_EXERCISE DATA_

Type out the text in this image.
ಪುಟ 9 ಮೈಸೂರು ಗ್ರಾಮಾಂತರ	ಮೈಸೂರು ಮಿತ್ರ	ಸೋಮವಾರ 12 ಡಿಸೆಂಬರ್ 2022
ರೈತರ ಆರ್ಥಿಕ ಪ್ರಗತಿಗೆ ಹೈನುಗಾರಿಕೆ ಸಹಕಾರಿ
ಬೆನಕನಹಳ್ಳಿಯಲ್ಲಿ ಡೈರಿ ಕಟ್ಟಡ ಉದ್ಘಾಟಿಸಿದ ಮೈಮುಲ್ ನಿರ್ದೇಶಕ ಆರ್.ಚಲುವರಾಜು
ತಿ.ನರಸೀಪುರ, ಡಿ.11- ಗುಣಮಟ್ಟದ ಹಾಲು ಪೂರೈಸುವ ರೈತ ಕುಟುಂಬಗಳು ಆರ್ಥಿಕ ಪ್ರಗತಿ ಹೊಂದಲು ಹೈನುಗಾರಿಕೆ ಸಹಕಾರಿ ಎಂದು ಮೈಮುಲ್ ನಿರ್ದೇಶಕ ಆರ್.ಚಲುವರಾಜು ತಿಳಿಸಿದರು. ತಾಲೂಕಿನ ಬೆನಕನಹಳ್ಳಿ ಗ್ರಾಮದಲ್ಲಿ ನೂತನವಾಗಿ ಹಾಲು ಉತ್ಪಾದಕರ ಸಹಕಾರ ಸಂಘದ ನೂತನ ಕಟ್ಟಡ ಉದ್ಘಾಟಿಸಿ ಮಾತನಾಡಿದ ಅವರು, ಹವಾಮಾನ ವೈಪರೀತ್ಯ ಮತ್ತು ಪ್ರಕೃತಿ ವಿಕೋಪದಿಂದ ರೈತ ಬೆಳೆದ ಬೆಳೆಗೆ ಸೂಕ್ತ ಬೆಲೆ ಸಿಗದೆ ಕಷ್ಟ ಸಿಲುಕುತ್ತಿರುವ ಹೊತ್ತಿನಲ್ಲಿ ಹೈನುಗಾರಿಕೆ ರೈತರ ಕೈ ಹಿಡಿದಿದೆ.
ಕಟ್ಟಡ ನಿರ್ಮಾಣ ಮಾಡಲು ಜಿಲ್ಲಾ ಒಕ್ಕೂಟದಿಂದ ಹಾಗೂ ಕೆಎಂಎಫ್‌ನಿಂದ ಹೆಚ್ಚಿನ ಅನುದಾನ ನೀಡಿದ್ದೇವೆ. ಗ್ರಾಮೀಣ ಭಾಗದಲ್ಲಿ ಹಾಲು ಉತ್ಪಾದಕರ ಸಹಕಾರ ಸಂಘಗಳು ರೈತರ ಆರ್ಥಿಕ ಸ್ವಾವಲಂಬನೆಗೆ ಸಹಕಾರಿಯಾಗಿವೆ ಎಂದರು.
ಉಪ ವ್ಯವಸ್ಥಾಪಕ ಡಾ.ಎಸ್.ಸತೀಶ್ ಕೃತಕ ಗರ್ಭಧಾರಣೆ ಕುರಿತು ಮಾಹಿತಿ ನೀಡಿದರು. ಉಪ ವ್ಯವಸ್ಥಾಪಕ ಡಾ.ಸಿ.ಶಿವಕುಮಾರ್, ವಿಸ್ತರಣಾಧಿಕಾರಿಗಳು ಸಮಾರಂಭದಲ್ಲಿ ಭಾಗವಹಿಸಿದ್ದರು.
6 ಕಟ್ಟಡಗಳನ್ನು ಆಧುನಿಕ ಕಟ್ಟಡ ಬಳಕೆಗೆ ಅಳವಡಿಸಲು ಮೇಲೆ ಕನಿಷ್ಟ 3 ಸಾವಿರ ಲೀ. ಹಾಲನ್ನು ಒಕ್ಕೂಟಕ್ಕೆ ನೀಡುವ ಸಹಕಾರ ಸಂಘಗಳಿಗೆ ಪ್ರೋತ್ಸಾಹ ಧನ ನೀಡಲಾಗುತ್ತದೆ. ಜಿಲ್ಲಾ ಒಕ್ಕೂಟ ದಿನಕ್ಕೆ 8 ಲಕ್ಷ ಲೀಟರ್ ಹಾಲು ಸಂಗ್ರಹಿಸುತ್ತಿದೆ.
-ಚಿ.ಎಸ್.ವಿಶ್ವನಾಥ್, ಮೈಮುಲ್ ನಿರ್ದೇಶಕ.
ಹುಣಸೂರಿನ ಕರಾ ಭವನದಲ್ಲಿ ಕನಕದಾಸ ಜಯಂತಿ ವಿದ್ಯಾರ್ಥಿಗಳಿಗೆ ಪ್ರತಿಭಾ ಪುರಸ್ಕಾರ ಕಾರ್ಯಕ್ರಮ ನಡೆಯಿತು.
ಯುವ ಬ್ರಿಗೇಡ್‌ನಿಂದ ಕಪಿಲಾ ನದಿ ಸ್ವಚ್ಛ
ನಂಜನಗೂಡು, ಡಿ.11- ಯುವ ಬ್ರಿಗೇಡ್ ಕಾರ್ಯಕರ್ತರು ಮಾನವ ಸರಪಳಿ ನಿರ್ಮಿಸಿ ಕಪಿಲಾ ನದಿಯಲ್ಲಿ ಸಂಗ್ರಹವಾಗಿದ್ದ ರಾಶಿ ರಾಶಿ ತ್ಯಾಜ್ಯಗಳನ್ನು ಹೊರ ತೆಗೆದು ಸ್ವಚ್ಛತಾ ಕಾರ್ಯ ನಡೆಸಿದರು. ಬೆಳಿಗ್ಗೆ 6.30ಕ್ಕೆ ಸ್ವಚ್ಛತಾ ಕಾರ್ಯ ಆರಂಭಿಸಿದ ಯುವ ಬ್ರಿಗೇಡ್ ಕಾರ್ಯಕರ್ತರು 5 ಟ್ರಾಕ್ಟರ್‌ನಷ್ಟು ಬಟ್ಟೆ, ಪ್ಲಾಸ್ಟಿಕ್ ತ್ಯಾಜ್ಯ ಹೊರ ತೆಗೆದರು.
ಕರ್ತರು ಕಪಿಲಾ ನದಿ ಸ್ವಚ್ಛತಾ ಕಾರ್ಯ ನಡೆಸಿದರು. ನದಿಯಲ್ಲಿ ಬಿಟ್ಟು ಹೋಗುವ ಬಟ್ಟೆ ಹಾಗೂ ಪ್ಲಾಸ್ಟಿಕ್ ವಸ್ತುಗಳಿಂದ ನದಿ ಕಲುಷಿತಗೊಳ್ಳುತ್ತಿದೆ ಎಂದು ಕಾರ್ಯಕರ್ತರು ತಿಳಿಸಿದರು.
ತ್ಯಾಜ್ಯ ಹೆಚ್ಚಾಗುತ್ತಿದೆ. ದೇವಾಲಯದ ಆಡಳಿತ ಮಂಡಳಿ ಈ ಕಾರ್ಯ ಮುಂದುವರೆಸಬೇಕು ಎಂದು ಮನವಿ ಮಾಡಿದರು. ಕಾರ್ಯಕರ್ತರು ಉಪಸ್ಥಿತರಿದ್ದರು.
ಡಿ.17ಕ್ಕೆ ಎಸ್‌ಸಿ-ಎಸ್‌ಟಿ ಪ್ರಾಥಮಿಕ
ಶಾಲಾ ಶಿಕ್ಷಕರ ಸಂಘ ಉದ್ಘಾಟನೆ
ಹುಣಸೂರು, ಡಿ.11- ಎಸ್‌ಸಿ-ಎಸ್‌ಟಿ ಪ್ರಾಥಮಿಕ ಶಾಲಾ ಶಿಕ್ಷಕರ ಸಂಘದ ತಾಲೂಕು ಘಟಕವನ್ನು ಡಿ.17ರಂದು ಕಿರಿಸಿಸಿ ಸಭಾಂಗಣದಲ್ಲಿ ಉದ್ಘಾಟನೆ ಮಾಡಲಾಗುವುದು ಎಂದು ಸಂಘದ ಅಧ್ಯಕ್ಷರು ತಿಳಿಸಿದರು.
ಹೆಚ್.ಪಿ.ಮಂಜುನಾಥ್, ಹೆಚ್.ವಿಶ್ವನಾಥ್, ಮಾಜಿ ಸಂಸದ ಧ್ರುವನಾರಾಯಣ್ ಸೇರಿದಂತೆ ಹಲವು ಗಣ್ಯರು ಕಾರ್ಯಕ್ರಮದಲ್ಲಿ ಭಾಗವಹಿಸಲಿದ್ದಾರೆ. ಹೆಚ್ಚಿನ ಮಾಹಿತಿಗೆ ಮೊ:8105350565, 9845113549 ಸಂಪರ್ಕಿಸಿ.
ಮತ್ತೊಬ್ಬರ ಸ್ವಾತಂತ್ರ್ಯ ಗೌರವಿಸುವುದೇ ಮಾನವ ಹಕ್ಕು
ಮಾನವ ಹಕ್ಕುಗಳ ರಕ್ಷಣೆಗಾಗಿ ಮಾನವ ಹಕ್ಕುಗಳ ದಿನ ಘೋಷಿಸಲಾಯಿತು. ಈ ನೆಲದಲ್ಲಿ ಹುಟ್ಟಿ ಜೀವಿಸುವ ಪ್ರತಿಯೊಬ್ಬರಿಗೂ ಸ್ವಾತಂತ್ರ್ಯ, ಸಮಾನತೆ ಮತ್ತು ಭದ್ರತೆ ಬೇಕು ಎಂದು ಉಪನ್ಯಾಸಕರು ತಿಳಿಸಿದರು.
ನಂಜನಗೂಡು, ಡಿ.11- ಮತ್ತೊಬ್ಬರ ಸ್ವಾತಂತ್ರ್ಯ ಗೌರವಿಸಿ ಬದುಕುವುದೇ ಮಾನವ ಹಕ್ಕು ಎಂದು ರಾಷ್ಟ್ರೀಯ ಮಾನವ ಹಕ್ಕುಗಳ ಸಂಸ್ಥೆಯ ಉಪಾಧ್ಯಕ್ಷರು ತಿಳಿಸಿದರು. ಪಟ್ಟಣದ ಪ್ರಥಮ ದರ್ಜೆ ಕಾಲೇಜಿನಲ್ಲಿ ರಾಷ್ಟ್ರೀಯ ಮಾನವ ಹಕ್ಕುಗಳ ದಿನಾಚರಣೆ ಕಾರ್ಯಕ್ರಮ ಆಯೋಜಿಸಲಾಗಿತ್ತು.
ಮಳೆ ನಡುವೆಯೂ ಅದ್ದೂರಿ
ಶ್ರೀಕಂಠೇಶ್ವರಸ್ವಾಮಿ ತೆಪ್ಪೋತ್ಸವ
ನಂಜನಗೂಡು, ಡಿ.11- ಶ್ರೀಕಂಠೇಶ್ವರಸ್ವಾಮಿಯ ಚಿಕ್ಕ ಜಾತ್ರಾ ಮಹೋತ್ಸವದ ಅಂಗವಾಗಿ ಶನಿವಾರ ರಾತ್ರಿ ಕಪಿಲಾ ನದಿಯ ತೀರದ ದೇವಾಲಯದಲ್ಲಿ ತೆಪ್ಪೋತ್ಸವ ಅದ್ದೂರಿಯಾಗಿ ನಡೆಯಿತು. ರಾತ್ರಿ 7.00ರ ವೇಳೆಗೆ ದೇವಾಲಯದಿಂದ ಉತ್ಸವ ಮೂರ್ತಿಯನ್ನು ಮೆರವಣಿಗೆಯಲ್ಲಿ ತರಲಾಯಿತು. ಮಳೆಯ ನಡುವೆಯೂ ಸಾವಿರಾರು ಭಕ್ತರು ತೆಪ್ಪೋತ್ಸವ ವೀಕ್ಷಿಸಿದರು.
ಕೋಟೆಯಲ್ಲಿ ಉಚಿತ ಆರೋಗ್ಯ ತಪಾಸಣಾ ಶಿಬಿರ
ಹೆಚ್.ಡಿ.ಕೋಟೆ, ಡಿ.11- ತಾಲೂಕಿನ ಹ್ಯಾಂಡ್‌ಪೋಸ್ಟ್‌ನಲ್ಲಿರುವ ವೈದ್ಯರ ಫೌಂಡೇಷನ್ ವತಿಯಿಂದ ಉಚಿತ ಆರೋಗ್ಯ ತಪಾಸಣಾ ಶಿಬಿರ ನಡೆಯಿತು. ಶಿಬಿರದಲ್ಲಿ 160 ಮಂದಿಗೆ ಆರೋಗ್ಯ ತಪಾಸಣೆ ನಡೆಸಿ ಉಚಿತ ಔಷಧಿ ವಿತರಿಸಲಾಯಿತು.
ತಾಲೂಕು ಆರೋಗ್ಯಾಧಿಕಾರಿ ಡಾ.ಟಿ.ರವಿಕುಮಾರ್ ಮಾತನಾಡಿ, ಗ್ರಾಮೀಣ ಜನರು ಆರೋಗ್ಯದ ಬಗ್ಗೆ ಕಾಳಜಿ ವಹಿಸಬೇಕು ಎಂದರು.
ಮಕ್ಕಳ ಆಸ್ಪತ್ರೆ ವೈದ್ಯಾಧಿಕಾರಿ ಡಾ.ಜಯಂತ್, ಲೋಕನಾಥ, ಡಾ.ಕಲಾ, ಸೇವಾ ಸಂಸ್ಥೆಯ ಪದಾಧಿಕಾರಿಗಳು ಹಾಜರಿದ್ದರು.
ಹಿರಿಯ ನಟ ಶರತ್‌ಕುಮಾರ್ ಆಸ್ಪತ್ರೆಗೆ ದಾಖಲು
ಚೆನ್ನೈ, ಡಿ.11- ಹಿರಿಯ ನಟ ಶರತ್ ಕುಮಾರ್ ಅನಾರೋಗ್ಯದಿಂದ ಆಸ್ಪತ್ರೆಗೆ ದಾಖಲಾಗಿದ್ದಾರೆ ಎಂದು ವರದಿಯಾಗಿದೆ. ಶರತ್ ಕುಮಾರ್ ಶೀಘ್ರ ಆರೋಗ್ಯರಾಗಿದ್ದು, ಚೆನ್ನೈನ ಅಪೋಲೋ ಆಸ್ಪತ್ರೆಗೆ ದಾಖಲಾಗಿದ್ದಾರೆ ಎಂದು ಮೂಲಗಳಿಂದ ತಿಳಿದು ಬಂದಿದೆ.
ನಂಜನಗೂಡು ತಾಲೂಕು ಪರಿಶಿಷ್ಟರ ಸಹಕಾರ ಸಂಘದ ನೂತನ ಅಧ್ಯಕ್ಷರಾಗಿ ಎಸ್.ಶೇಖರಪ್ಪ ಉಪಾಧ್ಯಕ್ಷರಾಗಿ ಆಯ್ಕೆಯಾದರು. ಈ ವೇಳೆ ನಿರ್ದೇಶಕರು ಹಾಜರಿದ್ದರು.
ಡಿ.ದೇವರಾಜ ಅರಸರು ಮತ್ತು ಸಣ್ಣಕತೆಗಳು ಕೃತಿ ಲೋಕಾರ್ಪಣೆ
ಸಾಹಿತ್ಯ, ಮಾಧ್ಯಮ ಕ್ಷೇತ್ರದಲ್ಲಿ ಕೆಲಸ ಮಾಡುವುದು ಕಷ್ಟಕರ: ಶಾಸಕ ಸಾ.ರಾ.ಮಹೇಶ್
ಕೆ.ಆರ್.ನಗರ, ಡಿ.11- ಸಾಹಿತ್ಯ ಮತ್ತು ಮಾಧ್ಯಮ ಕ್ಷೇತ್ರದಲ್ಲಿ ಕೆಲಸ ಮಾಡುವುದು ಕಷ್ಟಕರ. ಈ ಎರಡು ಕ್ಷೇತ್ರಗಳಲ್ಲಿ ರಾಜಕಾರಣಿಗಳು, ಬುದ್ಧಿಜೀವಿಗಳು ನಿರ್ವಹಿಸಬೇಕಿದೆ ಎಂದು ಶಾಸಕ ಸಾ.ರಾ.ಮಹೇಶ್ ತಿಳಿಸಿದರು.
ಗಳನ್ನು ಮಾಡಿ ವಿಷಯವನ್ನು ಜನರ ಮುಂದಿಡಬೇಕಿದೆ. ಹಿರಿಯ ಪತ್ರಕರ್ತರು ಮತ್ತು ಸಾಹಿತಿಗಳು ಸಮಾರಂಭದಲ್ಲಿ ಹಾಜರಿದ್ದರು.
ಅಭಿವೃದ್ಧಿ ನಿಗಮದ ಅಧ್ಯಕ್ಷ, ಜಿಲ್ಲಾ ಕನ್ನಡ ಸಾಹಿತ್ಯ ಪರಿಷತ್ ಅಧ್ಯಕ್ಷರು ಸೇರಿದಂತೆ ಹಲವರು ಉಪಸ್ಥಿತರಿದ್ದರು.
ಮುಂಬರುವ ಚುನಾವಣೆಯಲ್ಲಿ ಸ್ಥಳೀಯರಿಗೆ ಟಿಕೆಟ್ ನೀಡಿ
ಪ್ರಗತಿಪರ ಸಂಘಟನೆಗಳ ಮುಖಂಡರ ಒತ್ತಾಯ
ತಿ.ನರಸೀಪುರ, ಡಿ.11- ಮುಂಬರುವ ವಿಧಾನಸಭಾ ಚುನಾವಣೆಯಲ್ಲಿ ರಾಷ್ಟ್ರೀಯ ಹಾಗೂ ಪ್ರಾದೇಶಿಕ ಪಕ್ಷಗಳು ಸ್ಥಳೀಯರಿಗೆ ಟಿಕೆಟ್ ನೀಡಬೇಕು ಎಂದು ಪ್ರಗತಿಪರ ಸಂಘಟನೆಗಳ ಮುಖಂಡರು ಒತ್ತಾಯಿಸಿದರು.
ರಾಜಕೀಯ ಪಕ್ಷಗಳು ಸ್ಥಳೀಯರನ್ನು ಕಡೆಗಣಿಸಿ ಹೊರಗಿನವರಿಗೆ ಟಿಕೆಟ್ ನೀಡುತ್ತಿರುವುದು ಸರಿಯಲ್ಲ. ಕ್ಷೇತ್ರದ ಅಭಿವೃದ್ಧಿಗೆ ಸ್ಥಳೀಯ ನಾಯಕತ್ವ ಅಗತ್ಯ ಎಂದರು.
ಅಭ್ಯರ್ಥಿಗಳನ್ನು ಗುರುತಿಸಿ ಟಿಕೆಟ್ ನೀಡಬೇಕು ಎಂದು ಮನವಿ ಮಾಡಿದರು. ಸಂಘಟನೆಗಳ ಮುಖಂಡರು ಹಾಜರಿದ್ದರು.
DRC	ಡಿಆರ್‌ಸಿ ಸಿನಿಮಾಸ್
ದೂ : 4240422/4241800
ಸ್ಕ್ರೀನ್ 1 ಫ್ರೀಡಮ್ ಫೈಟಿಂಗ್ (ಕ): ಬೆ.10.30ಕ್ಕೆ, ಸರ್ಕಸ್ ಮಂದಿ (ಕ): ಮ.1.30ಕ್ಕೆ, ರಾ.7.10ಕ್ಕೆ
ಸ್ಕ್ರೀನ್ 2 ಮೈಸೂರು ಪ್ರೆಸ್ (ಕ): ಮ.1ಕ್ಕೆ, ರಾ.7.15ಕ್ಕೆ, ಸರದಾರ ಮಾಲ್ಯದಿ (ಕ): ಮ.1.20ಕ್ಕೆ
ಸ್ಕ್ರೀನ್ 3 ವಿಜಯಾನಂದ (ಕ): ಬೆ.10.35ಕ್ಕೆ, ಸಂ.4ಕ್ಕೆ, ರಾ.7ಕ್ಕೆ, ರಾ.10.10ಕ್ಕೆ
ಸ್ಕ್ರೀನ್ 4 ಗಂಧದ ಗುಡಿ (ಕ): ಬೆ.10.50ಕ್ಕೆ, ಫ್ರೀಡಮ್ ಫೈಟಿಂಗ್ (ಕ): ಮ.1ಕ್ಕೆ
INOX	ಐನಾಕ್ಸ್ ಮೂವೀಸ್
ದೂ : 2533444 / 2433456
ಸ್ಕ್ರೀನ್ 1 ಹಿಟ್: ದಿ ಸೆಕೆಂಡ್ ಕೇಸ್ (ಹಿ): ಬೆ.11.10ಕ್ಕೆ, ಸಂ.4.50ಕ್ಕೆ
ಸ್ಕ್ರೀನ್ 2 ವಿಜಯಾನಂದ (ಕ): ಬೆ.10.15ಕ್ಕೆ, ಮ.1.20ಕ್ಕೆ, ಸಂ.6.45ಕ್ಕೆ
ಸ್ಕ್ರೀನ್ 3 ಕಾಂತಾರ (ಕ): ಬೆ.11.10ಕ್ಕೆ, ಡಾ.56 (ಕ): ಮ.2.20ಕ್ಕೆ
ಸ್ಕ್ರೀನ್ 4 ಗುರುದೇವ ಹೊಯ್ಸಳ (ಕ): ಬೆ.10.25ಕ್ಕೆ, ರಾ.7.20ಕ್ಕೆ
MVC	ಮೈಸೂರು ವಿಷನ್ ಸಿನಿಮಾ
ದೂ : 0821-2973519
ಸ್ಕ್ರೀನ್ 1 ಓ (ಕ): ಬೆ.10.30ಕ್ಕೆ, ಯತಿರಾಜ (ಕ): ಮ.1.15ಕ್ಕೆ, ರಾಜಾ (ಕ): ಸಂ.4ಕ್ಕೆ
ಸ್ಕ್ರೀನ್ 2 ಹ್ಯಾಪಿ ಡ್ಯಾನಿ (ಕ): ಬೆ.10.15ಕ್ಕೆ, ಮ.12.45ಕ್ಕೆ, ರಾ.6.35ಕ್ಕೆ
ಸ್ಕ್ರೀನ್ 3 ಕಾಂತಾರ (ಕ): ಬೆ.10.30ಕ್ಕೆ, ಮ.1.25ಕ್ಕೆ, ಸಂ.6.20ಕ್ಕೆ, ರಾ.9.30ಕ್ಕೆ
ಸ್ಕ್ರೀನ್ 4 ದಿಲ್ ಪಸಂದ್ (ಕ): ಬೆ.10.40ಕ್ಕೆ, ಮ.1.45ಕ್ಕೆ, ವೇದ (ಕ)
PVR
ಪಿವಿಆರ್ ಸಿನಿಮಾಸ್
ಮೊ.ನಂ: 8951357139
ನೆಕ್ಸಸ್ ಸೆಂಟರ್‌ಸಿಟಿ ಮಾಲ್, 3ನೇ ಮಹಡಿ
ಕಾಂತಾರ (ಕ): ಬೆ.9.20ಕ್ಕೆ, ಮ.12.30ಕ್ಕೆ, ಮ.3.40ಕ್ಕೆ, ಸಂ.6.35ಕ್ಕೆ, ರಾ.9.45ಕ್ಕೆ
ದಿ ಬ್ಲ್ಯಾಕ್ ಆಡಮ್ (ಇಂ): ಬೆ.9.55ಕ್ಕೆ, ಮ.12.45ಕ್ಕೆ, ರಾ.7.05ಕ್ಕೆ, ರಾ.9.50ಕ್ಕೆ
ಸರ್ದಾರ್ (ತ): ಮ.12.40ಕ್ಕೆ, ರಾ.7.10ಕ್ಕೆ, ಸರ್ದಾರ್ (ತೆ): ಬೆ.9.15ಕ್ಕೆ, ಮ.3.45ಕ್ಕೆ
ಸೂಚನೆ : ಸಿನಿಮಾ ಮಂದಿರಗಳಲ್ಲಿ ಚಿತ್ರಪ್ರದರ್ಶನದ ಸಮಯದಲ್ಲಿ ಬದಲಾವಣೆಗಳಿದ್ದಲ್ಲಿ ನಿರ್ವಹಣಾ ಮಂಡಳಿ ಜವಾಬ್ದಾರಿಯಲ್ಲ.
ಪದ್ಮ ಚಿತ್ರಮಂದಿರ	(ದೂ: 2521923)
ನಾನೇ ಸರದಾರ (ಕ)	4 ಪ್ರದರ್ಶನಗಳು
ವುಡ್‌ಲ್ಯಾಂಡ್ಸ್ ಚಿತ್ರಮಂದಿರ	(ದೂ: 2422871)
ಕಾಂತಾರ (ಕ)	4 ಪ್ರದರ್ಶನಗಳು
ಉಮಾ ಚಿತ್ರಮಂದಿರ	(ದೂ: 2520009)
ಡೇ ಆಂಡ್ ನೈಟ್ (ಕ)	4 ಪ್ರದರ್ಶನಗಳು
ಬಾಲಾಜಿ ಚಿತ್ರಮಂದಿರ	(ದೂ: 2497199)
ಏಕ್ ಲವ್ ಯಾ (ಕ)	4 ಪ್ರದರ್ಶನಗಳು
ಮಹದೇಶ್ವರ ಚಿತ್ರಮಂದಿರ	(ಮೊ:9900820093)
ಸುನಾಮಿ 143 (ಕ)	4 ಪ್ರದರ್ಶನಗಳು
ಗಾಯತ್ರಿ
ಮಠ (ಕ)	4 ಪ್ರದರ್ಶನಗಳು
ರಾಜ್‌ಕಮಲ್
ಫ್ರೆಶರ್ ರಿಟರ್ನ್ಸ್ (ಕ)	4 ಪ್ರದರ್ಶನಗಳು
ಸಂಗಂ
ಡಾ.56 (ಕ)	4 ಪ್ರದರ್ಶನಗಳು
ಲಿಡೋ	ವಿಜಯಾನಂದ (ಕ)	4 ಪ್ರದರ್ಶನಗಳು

_THE TASK_
Review the material and copy each line in which the word "ನಕನಹಳ" appears.

_COMPLETE OUTPUT_
ಬೆನಕನಹಳ್ಳಿಯಲ್ಲಿ ಡೈರಿ ಕಟ್ಟಡ ಉದ್ಘಾಟಿಸಿದ ಮೈಮುಲ್ ನಿರ್ದೇಶಕ ಆರ್.ಚಲುವರಾಜು
ತಿ.ನರಸೀಪುರ, ಡಿ.11- ಗುಣಮಟ್ಟದ ಹಾಲು ಪೂರೈಸುವ ರೈತ ಕುಟುಂಬಗಳು ಆರ್ಥಿಕ ಪ್ರಗತಿ ಹೊಂದಲು ಹೈನುಗಾರಿಕೆ ಸಹಕಾರಿ ಎಂದು ಮೈಮುಲ್ ನಿರ್ದೇಶಕ ಆರ್.ಚಲುವರಾಜು ತಿಳಿಸಿದರು. ತಾಲೂಕಿನ ಬೆನಕನಹಳ್ಳಿ ಗ್ರಾಮದಲ್ಲಿ ನೂತನವಾಗಿ ಹಾಲು ಉತ್ಪಾದಕರ ಸಹಕಾರ ಸಂಘದ ನೂತನ ಕಟ್ಟಡ ಉದ್ಘಾಟಿಸಿ ಮಾತನಾಡಿದ ಅವರು, ಹವಾಮಾನ ವೈಪರೀತ್ಯ ಮತ್ತು ಪ್ರಕೃತಿ ವಿಕೋಪದಿಂದ ರೈತ ಬೆಳೆದ ಬೆಳೆಗೆ ಸೂಕ್ತ ಬೆಲೆ ಸಿಗದೆ ಕಷ್ಟ ಸಿಲುಕುತ್ತಿರುವ ಹೊತ್ತಿನಲ್ಲಿ ಹೈನುಗಾರಿಕೆ ರೈತರ ಕೈ ಹಿಡಿದಿದೆ.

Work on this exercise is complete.